▶

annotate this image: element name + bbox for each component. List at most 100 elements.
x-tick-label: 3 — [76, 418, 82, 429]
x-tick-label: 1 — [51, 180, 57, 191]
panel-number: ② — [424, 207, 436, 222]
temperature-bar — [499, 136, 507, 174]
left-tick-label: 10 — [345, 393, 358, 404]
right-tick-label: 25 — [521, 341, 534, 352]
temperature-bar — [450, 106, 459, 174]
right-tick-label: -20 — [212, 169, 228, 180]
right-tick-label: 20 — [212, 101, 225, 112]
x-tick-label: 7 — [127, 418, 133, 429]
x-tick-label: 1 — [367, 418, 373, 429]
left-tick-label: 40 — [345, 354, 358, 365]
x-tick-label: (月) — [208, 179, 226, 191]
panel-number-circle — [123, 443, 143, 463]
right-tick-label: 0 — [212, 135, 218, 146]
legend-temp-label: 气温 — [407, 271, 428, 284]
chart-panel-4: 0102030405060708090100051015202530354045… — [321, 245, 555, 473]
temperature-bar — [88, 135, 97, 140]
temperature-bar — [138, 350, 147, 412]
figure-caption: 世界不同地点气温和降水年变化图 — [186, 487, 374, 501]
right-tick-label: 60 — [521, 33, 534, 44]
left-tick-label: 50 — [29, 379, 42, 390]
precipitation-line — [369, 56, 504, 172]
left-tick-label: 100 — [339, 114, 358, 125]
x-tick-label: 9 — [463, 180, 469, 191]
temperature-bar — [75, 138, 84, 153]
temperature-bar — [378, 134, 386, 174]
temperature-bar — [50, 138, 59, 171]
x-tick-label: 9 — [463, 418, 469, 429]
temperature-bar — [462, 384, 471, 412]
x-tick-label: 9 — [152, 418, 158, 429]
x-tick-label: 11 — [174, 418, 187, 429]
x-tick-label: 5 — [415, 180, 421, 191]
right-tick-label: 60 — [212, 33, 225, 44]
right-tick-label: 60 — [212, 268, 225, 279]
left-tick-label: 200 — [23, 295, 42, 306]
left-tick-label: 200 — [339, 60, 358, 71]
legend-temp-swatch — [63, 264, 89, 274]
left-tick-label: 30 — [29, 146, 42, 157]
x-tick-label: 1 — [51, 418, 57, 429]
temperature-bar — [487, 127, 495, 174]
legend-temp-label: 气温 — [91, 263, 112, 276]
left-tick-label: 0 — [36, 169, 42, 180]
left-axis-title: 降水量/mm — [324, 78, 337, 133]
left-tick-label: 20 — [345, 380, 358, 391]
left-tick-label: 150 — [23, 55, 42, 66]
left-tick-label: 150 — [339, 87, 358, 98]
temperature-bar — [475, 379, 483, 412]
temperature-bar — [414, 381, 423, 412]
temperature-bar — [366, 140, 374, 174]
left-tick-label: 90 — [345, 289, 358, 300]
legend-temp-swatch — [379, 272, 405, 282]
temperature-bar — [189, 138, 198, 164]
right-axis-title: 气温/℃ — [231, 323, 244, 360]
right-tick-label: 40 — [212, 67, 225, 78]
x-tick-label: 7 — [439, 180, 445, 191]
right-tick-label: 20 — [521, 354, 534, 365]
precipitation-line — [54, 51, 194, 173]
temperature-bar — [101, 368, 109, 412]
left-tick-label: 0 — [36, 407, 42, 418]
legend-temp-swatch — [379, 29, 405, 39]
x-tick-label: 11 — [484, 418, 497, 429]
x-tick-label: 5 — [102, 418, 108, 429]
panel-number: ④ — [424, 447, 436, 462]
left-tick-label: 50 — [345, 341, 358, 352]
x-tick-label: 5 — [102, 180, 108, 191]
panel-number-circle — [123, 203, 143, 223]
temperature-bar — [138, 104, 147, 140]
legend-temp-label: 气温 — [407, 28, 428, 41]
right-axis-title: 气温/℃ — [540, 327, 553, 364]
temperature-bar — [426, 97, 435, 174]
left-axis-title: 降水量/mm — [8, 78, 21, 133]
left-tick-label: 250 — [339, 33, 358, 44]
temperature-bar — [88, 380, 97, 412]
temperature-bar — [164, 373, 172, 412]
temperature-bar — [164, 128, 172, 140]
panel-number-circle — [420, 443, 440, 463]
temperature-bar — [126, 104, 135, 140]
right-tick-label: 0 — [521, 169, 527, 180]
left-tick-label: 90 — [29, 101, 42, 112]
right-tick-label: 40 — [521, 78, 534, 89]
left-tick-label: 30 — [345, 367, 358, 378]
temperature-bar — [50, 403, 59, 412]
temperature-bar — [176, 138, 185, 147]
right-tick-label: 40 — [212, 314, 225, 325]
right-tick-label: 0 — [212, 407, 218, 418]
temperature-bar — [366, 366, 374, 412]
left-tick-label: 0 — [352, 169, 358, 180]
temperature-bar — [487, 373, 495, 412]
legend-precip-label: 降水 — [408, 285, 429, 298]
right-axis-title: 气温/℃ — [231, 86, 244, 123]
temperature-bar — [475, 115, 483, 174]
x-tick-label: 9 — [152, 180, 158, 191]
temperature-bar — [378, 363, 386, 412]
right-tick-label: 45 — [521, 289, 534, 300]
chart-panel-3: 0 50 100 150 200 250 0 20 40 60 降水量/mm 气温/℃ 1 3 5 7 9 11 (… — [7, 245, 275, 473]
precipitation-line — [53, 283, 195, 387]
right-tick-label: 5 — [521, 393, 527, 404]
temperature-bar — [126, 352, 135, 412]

◀

THE PROBLEM: Reproduce all of the lines above verbatim, with no changes.

FINISHED TASK:
annotate this image: element name + bbox for each component. List at most 100 elements.
x-tick-label: 3 — [76, 418, 82, 429]
x-tick-label: 1 — [51, 180, 57, 191]
panel-number: ② — [424, 207, 436, 222]
temperature-bar — [499, 136, 507, 174]
left-tick-label: 10 — [345, 393, 358, 404]
right-tick-label: 25 — [521, 341, 534, 352]
temperature-bar — [450, 106, 459, 174]
right-tick-label: -20 — [212, 169, 228, 180]
right-tick-label: 20 — [212, 101, 225, 112]
x-tick-label: 7 — [127, 418, 133, 429]
x-tick-label: 1 — [367, 418, 373, 429]
left-tick-label: 40 — [345, 354, 358, 365]
x-tick-label: (月) — [208, 179, 226, 191]
panel-number-circle — [123, 443, 143, 463]
right-tick-label: 0 — [212, 135, 218, 146]
legend-temp-label: 气温 — [407, 271, 428, 284]
chart-panel-4: 0102030405060708090100051015202530354045… — [321, 245, 555, 473]
temperature-bar — [88, 135, 97, 140]
temperature-bar — [138, 350, 147, 412]
figure-caption: 世界不同地点气温和降水年变化图 — [186, 487, 374, 501]
right-tick-label: 60 — [521, 33, 534, 44]
left-tick-label: 50 — [29, 379, 42, 390]
precipitation-line — [369, 56, 504, 172]
left-tick-label: 100 — [339, 114, 358, 125]
x-tick-label: 9 — [463, 180, 469, 191]
temperature-bar — [75, 138, 84, 153]
temperature-bar — [378, 134, 386, 174]
temperature-bar — [50, 138, 59, 171]
x-tick-label: 9 — [463, 418, 469, 429]
temperature-bar — [462, 384, 471, 412]
x-tick-label: 9 — [152, 418, 158, 429]
x-tick-label: 11 — [174, 418, 187, 429]
x-tick-label: 5 — [415, 180, 421, 191]
right-tick-label: 60 — [212, 33, 225, 44]
right-tick-label: 60 — [212, 268, 225, 279]
left-tick-label: 200 — [23, 295, 42, 306]
left-tick-label: 200 — [339, 60, 358, 71]
legend-temp-swatch — [63, 264, 89, 274]
left-tick-label: 30 — [29, 146, 42, 157]
x-tick-label: 1 — [51, 418, 57, 429]
temperature-bar — [487, 127, 495, 174]
legend-temp-label: 气温 — [91, 263, 112, 276]
left-tick-label: 0 — [36, 169, 42, 180]
left-axis-title: 降水量/mm — [324, 78, 337, 133]
left-tick-label: 20 — [345, 380, 358, 391]
left-tick-label: 150 — [23, 55, 42, 66]
left-tick-label: 150 — [339, 87, 358, 98]
temperature-bar — [475, 379, 483, 412]
temperature-bar — [414, 381, 423, 412]
temperature-bar — [366, 140, 374, 174]
left-tick-label: 90 — [345, 289, 358, 300]
legend-temp-swatch — [379, 272, 405, 282]
temperature-bar — [189, 138, 198, 164]
right-axis-title: 气温/℃ — [231, 323, 244, 360]
right-tick-label: 40 — [212, 67, 225, 78]
x-tick-label: 7 — [439, 180, 445, 191]
right-tick-label: 20 — [521, 354, 534, 365]
precipitation-line — [54, 51, 194, 173]
temperature-bar — [101, 368, 109, 412]
left-tick-label: 0 — [36, 407, 42, 418]
legend-temp-swatch — [379, 29, 405, 39]
x-tick-label: 11 — [484, 418, 497, 429]
x-tick-label: 5 — [102, 418, 108, 429]
panel-number: ④ — [424, 447, 436, 462]
left-tick-label: 50 — [345, 341, 358, 352]
x-tick-label: 5 — [102, 180, 108, 191]
panel-number-circle — [123, 203, 143, 223]
temperature-bar — [138, 104, 147, 140]
legend-temp-label: 气温 — [407, 28, 428, 41]
right-axis-title: 气温/℃ — [540, 327, 553, 364]
temperature-bar — [426, 97, 435, 174]
left-axis-title: 降水量/mm — [8, 78, 21, 133]
left-tick-label: 250 — [339, 33, 358, 44]
temperature-bar — [88, 380, 97, 412]
temperature-bar — [164, 373, 172, 412]
temperature-bar — [164, 128, 172, 140]
panel-number-circle — [420, 443, 440, 463]
temperature-bar — [126, 104, 135, 140]
right-tick-label: 0 — [521, 169, 527, 180]
left-tick-label: 90 — [29, 101, 42, 112]
right-tick-label: 40 — [521, 78, 534, 89]
left-tick-label: 30 — [345, 367, 358, 378]
temperature-bar — [50, 403, 59, 412]
temperature-bar — [176, 138, 185, 147]
right-tick-label: 40 — [212, 314, 225, 325]
right-tick-label: 0 — [212, 407, 218, 418]
temperature-bar — [366, 366, 374, 412]
left-tick-label: 0 — [352, 169, 358, 180]
temperature-bar — [487, 373, 495, 412]
legend-precip-label: 降水 — [408, 285, 429, 298]
right-axis-title: 气温/℃ — [231, 86, 244, 123]
temperature-bar — [475, 115, 483, 174]
x-tick-label: 9 — [152, 180, 158, 191]
temperature-bar — [378, 363, 386, 412]
right-tick-label: 45 — [521, 289, 534, 300]
chart-panel-3: 0 50 100 150 200 250 0 20 40 60 降水量/mm 气温/℃ 1 3 5 7 9 11 (… — [7, 245, 275, 473]
precipitation-line — [53, 283, 195, 387]
right-tick-label: 5 — [521, 393, 527, 404]
temperature-bar — [126, 352, 135, 412]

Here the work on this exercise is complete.